• STATED GOAL: Count lines, not occurrences: give the number of lines holding the word "text", and nothing besides.

++++ INPUT FOR THIS TASK

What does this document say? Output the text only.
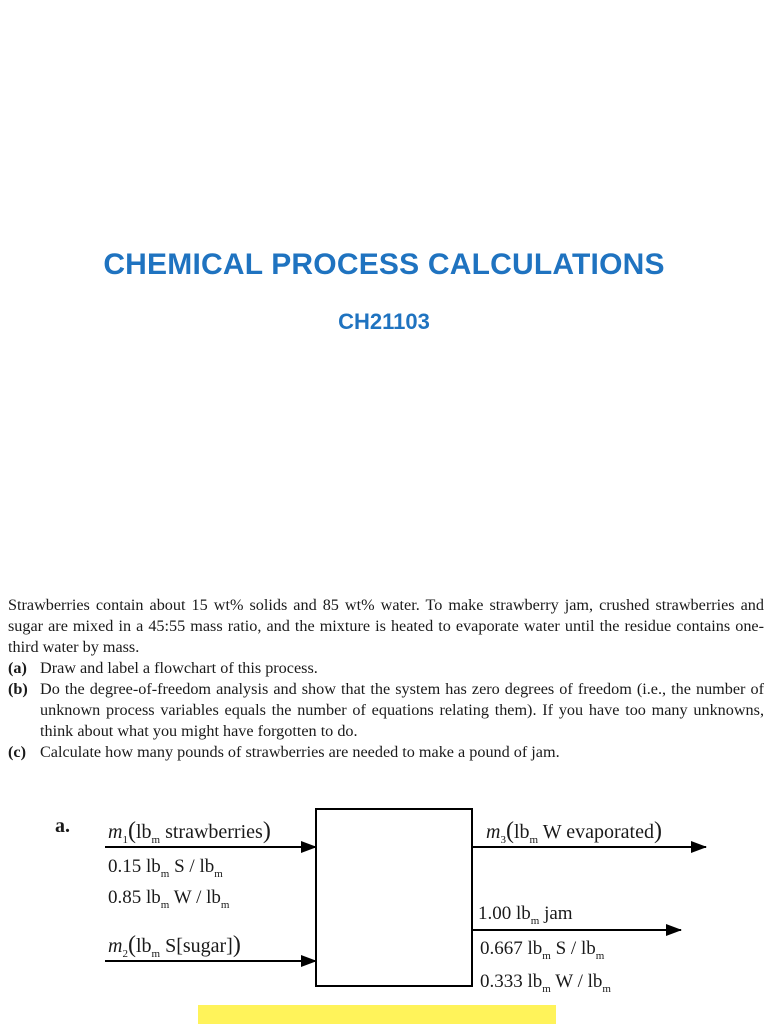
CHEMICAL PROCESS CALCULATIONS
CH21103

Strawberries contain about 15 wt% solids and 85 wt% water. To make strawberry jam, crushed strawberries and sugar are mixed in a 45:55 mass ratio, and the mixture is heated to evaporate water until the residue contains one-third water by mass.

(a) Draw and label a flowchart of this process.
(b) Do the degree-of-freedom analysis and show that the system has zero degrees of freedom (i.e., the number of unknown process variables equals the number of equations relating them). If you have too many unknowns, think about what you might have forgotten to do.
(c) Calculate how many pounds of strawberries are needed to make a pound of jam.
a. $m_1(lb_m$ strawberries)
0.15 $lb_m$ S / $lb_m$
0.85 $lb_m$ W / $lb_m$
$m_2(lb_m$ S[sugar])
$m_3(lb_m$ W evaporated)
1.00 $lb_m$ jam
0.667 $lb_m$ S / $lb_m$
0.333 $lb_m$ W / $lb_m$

++++++++
++++ INPUT FOR THIS TASK

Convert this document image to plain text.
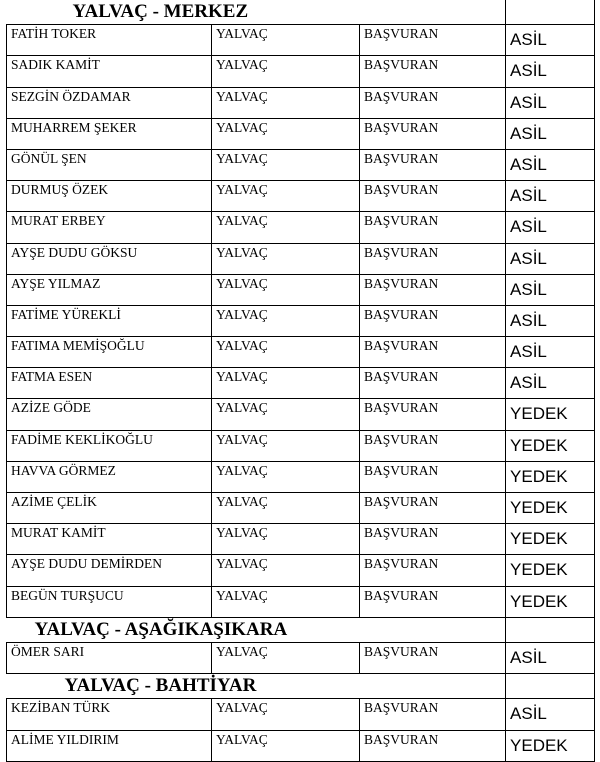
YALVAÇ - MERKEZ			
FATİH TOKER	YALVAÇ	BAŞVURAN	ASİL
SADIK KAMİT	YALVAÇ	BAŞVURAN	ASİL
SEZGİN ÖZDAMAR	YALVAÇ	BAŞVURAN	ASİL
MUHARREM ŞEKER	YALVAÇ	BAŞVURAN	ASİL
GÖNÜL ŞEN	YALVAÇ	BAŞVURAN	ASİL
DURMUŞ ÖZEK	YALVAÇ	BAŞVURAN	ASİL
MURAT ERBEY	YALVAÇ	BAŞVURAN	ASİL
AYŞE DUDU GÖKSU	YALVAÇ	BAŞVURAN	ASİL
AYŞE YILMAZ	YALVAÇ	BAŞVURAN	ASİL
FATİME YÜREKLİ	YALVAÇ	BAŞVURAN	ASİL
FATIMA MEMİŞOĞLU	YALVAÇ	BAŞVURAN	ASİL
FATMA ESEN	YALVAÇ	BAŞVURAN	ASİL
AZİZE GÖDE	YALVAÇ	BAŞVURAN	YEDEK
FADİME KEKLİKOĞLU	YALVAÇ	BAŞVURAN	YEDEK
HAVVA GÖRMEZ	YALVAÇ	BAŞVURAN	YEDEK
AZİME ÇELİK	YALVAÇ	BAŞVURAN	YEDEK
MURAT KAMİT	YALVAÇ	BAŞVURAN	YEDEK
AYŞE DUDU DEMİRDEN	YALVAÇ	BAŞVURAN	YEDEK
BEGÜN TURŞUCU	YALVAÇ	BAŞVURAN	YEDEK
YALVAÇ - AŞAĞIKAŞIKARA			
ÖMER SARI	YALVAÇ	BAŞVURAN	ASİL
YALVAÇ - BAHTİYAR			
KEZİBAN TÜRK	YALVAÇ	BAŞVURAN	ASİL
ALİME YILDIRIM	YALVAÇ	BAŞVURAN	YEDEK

++++++++
++++ INPUT FOR THIS TASK

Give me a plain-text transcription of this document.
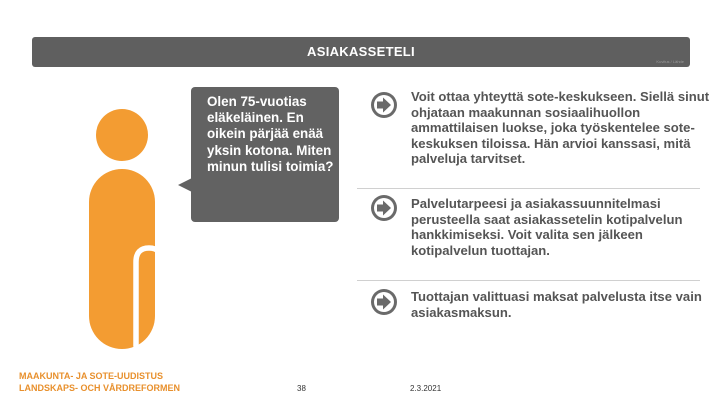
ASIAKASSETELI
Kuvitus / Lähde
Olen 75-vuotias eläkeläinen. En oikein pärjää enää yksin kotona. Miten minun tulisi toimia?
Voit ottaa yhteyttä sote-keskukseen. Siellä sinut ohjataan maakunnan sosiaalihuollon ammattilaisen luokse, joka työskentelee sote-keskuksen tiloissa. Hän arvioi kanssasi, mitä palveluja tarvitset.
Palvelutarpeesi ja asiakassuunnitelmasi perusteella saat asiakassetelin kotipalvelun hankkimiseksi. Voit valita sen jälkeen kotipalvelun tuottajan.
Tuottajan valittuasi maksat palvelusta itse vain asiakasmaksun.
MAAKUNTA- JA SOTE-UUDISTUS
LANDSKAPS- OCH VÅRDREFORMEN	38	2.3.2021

++++++++

• WRITTEN REPLY: 3